## start MATERIAL FOR THIS EXERCISE

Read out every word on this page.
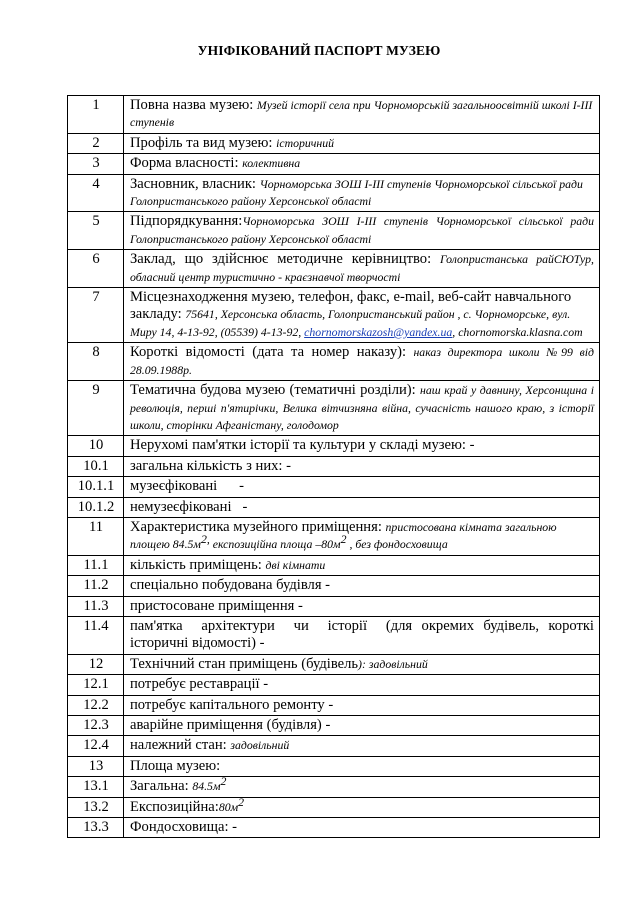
УНІФІКОВАНИЙ ПАСПОРТ МУЗЕЮ
1	Повна назва музею: Музей історії села при Чорноморській загальноосвітній школі І-ІІІ ступенів
2	Профіль та вид музею: історичний
3	Форма власності: колективна
4	Засновник, власник: Чорноморська ЗОШ І-ІІІ ступенів Чорноморської сільської ради Голопристанського району Херсонської області
5	Підпорядкування:Чорноморська ЗОШ І-ІІІ ступенів Чорноморської сільської ради Голопристанського району Херсонської області
6	Заклад, що здійснює методичне керівництво: Голопристанська райСЮТур, обласний центр туристично - краєзнавчої творчості
7	Місцезнаходження музею, телефон, факс, e-mail, веб-сайт навчального закладу: 75641, Херсонська область, Голопристанський район , с. Чорноморське, вул. Миру 14, 4-13-92, (05539) 4-13-92, chornomorskazosh@yandex.ua, chornomorska.klasna.com
8	Короткі відомості (дата та номер наказу): наказ директора школи №99 від 28.09.1988р.
9	Тематична будова музею (тематичні розділи): наш край у давнину, Херсонщина і революція, перші п'ятирічки, Велика вітчизняна війна, сучасність нашого краю, з історії школи, сторінки Афганістану, голодомор
10	Нерухомі пам'ятки історії та культури у складі музею: -
10.1	загальна кількість з них: -
10.1.1	музеєфіковані      -
10.1.2	немузеєфіковані   -
11	Характеристика музейного приміщення: пристосована кімната загальною площею $84.5м^{2,}$ експозиційна площа $-80м^2$ , без фондосховища
11.1	кількість приміщень: дві кімнати
11.2	спеціально побудована будівля -
11.3	пристосоване приміщення -
11.4	пам'ятка  архітектури  чи  історії  (для окремих будівель, короткі  історичні відомості) -
12	Технічний стан приміщень (будівель): задовільний
12.1	потребує реставрації -
12.2	потребує капітального ремонту -
12.3	аварійне приміщення (будівля) -
12.4	належний стан: задовільний
13	Площа музею:
13.1	Загальна: $84.5м^2$
13.2	$Експозиційна:80м^2$
13.3	Фондосховища: -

## end MATERIAL FOR THIS EXERCISE

YOUR OBJECTIVE — Please set down each line of the data above exactly as written, without the pictures.

RESULT OF THE EXERCISE —
Read out every word on this page.
УНІФІКОВАНИЙ ПАСПОРТ МУЗЕЮ
1	Повна назва музею: Музей історії села при Чорноморській загальноосвітній школі І-ІІІ ступенів
2	Профіль та вид музею: історичний
3	Форма власності: колективна
4	Засновник, власник: Чорноморська ЗОШ І-ІІІ ступенів Чорноморської сільської ради Голопристанського району Херсонської області
5	Підпорядкування:Чорноморська ЗОШ І-ІІІ ступенів Чорноморської сільської ради Голопристанського району Херсонської області
6	Заклад, що здійснює методичне керівництво: Голопристанська райСЮТур, обласний центр туристично - краєзнавчої творчості
7	Місцезнаходження музею, телефон, факс, e-mail, веб-сайт навчального закладу: 75641, Херсонська область, Голопристанський район , с. Чорноморське, вул. Миру 14, 4-13-92, (05539) 4-13-92, chornomorskazosh@yandex.ua, chornomorska.klasna.com
8	Короткі відомості (дата та номер наказу): наказ директора школи №99 від 28.09.1988р.
9	Тематична будова музею (тематичні розділи): наш край у давнину, Херсонщина і революція, перші п'ятирічки, Велика вітчизняна війна, сучасність нашого краю, з історії школи, сторінки Афганістану, голодомор
10	Нерухомі пам'ятки історії та культури у складі музею: -
10.1	загальна кількість з них: -
10.1.1	музеєфіковані      -
10.1.2	немузеєфіковані   -
11	Характеристика музейного приміщення: пристосована кімната загальною площею $84.5м^{2,}$ експозиційна площа $-80м^2$ , без фондосховища
11.1	кількість приміщень: дві кімнати
11.2	спеціально побудована будівля -
11.3	пристосоване приміщення -
11.4	пам'ятка  архітектури  чи  історії  (для окремих будівель, короткі  історичні відомості) -
12	Технічний стан приміщень (будівель): задовільний
12.1	потребує реставрації -
12.2	потребує капітального ремонту -
12.3	аварійне приміщення (будівля) -
12.4	належний стан: задовільний
13	Площа музею:
13.1	Загальна: $84.5м^2$
13.2	$Експозиційна:80м^2$
13.3	Фондосховища: -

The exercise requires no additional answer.